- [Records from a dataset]
※ ※ ※

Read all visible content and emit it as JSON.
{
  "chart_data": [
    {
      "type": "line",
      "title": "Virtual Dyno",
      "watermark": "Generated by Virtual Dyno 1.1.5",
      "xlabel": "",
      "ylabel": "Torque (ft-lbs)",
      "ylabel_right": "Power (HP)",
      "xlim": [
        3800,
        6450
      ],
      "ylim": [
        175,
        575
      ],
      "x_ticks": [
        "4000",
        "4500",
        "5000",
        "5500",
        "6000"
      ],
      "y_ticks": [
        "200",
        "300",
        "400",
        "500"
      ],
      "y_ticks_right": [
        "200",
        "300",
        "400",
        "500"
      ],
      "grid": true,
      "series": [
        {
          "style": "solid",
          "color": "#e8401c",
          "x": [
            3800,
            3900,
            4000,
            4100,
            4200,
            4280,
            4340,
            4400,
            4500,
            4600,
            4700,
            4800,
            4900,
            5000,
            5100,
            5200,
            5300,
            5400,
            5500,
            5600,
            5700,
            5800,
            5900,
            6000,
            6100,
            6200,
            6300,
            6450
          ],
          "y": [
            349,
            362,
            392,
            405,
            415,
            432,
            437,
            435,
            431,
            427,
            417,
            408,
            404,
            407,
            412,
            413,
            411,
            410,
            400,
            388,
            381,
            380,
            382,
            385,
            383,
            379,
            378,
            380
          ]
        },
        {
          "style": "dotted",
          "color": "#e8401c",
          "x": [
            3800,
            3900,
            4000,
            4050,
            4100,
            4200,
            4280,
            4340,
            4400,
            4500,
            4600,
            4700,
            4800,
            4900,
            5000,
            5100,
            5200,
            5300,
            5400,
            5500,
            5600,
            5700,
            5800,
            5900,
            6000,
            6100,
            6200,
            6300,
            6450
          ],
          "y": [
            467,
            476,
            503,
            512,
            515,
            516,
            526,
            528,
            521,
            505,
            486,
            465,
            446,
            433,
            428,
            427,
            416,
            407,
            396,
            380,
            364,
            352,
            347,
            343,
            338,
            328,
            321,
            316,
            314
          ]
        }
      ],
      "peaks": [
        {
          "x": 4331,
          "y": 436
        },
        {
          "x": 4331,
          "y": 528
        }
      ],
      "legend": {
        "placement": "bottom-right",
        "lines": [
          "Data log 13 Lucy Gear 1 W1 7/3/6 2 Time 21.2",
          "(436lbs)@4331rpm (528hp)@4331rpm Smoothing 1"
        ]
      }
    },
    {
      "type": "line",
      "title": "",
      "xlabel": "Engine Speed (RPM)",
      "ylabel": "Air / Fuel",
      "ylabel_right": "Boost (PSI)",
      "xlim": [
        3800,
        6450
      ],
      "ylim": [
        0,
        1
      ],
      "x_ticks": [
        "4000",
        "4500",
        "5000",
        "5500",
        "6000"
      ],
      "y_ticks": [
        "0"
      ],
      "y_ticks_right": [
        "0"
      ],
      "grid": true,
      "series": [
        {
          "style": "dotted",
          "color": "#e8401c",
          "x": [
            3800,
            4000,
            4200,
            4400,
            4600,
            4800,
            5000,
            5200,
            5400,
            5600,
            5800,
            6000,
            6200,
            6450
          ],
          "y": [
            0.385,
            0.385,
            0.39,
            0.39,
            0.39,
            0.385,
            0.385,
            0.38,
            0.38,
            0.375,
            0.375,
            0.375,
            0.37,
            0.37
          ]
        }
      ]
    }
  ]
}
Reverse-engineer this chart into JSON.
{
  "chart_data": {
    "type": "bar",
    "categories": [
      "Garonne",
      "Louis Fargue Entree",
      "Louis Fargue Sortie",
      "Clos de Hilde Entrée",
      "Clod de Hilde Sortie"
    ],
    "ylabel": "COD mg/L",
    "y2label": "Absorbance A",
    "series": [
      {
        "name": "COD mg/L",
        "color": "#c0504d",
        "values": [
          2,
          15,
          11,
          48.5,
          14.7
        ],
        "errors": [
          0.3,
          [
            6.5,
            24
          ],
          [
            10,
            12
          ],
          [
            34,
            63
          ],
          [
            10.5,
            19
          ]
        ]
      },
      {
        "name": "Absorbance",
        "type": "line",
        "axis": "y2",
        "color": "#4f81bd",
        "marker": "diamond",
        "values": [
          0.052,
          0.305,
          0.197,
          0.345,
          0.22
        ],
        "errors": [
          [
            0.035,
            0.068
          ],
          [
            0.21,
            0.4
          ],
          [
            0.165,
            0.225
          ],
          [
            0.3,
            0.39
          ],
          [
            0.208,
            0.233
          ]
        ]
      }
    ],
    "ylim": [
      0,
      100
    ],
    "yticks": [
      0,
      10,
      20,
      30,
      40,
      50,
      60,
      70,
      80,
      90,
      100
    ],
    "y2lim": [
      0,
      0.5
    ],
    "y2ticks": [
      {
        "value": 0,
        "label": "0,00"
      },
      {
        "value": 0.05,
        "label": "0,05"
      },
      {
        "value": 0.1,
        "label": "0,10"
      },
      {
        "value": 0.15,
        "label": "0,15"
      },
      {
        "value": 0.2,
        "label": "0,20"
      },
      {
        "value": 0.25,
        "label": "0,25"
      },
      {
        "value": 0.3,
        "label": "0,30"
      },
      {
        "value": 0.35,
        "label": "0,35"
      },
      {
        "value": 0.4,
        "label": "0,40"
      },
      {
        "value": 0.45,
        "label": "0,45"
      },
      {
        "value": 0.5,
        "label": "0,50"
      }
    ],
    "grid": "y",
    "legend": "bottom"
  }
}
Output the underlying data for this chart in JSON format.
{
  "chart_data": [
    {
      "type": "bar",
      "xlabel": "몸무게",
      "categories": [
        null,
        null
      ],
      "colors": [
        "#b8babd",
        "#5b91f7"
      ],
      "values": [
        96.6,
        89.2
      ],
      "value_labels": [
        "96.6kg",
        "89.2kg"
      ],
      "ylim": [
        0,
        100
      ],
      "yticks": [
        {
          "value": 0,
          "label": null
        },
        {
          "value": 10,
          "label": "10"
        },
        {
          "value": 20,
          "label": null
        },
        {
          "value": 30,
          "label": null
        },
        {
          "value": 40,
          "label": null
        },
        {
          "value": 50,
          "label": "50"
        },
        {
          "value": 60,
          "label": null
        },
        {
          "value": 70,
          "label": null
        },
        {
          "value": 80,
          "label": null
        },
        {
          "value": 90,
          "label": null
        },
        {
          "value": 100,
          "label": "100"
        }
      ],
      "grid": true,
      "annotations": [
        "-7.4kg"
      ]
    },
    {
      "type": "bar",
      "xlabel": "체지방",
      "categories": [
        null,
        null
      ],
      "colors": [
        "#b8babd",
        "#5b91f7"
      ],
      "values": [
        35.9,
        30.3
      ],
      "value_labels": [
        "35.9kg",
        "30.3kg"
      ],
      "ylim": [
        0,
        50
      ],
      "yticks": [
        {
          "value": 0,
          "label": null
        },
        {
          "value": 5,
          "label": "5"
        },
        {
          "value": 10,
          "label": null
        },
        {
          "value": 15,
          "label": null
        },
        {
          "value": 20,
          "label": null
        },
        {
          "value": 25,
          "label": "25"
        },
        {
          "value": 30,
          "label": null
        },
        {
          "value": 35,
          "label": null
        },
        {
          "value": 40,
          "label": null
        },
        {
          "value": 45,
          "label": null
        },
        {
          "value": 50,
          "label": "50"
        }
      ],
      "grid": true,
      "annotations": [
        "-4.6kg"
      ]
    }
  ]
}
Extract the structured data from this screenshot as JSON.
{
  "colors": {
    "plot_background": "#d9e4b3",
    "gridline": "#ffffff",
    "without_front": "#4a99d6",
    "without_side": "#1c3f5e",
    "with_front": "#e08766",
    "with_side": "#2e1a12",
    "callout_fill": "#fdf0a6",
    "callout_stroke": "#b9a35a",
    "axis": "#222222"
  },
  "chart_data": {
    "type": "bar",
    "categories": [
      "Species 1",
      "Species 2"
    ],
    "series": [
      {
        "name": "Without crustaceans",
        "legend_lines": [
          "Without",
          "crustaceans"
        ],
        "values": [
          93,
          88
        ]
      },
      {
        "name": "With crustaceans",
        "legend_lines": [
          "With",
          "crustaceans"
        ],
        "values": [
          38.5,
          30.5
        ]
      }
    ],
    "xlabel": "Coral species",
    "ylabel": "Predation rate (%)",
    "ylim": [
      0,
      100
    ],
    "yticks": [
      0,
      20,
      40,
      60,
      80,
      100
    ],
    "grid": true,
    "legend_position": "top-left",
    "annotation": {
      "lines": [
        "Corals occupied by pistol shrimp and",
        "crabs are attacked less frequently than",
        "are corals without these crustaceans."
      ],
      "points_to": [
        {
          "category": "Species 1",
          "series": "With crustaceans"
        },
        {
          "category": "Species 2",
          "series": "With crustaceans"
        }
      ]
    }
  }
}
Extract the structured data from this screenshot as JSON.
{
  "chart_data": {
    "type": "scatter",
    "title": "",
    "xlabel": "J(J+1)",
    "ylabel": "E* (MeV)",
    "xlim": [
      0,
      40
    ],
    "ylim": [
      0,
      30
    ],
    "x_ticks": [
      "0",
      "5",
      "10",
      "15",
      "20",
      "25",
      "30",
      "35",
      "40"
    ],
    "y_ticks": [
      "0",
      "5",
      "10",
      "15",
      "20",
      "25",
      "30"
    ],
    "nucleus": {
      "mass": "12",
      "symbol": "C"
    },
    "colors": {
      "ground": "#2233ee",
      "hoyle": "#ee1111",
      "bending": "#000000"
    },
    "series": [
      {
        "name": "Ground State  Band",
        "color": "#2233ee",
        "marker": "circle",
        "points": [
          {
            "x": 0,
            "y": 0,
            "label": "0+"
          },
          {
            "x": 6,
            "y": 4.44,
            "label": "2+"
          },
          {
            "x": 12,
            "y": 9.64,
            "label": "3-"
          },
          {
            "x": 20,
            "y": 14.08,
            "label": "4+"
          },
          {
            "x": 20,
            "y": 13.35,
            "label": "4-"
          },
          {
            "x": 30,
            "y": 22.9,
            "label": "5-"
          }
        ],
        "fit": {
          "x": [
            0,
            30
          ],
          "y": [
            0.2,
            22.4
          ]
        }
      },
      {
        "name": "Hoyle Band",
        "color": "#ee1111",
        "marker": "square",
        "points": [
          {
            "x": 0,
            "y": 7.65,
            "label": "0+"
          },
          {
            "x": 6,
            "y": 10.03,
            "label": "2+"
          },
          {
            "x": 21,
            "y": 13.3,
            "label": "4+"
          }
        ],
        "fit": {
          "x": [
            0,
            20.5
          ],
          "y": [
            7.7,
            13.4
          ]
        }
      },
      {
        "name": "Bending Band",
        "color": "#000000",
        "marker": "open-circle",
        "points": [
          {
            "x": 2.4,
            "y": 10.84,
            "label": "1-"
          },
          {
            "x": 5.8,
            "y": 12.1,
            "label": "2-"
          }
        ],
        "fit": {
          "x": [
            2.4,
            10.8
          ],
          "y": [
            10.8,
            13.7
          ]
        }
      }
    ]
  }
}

※ ※ ※

- [EXERCISE GOAL]
Report each line in the data that holds the word "JSON".

- [TASK ANSWER]
Read all visible content and emit it as JSON.
Reverse-engineer this chart into JSON.
Output the underlying data for this chart in JSON format.
Extract the structured data from this screenshot as JSON.
Extract the structured data from this screenshot as JSON.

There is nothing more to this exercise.